_Aim_:
In the entries below, identify every line with the string "sujet" and copy it.

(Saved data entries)
__________

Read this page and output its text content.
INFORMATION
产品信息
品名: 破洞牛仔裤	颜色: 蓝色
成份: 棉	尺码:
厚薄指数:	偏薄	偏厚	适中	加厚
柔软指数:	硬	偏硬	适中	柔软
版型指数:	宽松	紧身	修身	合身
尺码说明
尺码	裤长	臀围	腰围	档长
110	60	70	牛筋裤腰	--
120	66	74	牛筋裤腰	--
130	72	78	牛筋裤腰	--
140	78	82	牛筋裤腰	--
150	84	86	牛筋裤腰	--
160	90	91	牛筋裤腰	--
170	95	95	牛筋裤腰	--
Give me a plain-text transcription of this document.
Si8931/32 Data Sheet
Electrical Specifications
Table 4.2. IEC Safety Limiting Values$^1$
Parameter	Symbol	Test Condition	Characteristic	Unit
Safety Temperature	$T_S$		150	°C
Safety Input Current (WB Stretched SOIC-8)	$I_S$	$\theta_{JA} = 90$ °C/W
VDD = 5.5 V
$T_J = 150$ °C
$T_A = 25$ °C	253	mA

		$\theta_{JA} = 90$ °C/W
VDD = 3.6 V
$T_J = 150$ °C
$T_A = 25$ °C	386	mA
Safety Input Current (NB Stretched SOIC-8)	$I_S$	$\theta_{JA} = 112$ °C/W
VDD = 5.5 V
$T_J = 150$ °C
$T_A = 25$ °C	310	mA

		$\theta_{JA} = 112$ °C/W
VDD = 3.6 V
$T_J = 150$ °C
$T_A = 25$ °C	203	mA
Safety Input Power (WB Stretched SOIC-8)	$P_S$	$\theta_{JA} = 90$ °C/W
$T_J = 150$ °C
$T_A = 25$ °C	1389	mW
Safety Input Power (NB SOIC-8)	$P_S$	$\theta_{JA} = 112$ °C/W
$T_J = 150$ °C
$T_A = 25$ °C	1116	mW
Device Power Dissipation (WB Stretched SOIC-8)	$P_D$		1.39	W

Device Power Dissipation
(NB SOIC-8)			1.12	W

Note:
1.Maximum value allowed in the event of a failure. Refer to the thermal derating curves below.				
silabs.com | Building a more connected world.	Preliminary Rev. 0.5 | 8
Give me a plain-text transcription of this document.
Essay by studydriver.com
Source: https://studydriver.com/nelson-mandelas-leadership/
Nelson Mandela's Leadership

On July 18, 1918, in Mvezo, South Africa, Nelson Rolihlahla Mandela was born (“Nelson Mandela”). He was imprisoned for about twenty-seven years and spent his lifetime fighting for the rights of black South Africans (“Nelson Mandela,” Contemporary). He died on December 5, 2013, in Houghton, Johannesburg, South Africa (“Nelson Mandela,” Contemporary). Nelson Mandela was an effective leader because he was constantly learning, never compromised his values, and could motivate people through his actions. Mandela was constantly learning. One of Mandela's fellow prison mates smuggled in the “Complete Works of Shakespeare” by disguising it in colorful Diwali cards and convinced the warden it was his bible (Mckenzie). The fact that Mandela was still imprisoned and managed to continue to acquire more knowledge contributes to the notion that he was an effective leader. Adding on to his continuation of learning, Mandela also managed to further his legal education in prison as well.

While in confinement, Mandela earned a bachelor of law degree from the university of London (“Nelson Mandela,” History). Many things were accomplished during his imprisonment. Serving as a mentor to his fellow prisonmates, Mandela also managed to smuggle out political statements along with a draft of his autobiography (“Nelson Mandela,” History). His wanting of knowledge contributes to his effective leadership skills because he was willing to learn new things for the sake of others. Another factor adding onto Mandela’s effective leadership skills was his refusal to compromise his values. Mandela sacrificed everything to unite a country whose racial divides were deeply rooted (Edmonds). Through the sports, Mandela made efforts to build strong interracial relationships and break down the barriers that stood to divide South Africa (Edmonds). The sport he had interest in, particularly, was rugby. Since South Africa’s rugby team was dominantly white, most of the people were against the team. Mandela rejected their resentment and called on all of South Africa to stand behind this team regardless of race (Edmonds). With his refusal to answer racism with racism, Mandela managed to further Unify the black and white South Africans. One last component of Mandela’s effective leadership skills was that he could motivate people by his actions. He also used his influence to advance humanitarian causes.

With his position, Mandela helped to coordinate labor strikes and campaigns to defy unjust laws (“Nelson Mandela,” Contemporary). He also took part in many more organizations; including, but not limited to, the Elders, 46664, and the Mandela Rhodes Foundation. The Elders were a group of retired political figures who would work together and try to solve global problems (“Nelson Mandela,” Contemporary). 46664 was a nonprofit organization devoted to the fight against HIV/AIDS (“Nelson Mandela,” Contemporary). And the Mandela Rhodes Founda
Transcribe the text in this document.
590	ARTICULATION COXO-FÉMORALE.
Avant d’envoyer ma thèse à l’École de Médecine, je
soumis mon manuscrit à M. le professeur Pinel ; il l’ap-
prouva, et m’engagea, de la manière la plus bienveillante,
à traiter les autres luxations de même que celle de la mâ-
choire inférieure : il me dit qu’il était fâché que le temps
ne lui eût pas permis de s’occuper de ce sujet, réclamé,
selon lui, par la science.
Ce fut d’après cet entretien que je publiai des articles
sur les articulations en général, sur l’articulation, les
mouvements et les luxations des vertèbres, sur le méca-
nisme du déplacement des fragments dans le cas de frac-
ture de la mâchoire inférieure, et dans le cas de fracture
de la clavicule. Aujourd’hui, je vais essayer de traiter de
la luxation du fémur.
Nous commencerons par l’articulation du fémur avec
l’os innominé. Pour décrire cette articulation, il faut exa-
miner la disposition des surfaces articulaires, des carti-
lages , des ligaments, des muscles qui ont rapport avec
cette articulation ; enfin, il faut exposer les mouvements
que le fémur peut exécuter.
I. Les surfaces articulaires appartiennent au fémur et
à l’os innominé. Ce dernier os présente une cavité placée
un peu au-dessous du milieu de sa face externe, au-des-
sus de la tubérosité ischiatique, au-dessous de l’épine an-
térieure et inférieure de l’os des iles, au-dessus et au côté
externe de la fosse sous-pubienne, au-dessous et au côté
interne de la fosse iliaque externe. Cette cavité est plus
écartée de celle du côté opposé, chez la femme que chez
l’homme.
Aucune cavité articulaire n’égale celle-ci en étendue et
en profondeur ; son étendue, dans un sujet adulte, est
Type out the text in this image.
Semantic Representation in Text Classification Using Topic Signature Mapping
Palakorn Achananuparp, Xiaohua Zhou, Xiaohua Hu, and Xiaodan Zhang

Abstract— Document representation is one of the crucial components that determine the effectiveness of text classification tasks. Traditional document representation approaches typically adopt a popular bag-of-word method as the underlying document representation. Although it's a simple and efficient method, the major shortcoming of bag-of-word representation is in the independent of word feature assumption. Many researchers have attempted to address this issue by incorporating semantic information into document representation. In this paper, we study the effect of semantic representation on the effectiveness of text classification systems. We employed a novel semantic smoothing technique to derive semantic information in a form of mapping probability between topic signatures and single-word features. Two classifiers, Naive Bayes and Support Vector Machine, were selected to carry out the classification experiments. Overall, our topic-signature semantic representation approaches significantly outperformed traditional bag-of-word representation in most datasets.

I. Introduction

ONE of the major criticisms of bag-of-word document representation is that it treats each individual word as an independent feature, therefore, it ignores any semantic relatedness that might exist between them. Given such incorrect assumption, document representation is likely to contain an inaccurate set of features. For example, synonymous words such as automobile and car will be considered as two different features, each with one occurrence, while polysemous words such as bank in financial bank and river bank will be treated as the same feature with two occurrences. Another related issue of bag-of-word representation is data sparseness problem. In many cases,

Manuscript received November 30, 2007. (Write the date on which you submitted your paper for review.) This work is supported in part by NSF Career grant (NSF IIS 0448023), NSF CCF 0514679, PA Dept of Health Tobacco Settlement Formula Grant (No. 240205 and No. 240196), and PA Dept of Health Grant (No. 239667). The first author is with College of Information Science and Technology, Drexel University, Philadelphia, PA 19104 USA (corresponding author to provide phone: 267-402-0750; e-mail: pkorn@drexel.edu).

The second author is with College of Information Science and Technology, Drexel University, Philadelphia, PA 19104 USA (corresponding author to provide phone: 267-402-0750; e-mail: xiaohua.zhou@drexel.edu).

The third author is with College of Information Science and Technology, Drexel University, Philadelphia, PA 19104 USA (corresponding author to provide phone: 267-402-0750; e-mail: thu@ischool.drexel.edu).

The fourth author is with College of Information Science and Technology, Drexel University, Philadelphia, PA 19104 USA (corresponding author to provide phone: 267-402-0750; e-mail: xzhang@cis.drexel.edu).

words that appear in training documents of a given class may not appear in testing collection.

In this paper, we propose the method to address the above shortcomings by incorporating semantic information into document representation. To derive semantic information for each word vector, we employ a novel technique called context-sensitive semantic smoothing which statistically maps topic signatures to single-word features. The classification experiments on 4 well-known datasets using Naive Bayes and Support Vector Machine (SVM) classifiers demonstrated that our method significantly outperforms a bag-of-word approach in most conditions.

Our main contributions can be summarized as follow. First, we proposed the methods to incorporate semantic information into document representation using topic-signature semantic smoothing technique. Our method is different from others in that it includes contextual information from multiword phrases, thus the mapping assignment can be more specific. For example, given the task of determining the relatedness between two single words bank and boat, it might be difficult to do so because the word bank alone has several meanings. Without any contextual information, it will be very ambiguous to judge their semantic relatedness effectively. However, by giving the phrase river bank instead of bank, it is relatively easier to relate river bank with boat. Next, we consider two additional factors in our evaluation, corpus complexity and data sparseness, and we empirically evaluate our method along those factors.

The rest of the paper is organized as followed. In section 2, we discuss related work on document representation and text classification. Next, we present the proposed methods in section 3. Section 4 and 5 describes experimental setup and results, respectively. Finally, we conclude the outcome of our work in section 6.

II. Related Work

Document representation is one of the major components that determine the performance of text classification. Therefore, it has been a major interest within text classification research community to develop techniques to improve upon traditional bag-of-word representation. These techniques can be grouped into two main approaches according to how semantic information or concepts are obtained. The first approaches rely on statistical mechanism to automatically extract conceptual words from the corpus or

__________

_Answer_:
ne lui eût pas permis de s’occuper de ce sujet, réclamé,
en profondeur ; son étendue, dans un sujet adulte, est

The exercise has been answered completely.